Exercise description
Calculate how many lines in the following records hold the word "Windows", and report that number without comment.

Dataset
[start]
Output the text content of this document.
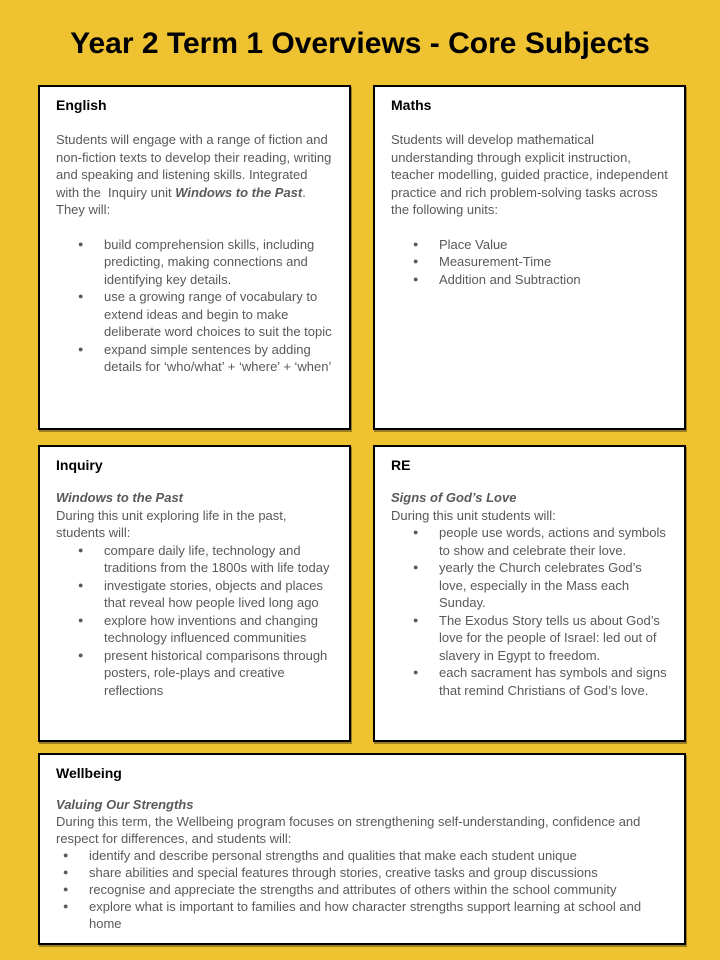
Year 2 Term 1 Overviews - Core Subjects
English

Students will engage with a range of fiction and non-fiction texts to develop their reading, writing and speaking and listening skills. Integrated with the  Inquiry unit Windows to the Past. They will:

●	build comprehension skills, including predicting, making connections and identifying key details.
●	use a growing range of vocabulary to extend ideas and begin to make deliberate word choices to suit the topic
●	expand simple sentences by adding details for ‘who/what’ + ‘where’ + ‘when’
Maths

Students will develop mathematical understanding through explicit instruction, teacher modelling, guided practice, independent practice and rich problem-solving tasks across the following units:

●	Place Value
●	Measurement-Time
●	Addition and Subtraction
Inquiry

Windows to the Past

During this unit exploring life in the past, students will:

●	compare daily life, technology and traditions from the 1800s with life today
●	investigate stories, objects and places that reveal how people lived long ago
●	explore how inventions and changing technology influenced communities
●	present historical comparisons through posters, role-plays and creative reflections
RE

Signs of God’s Love

During this unit students will:

●	people use words, actions and symbols to show and celebrate their love.
●	yearly the Church celebrates God’s love, especially in the Mass each Sunday.
●	The Exodus Story tells us about God’s love for the people of Israel: led out of slavery in Egypt to freedom.
●	each sacrament has symbols and signs that remind Christians of God’s love.
Wellbeing

Valuing Our Strengths

During this term, the Wellbeing program focuses on strengthening self-understanding, confidence and respect for differences, and students will:

●	identify and describe personal strengths and qualities that make each student unique
●	share abilities and special features through stories, creative tasks and group discussions
●	recognise and appreciate the strengths and attributes of others within the school community
●	explore what is important to families and how character strengths support learning at school and home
[end]
Response
2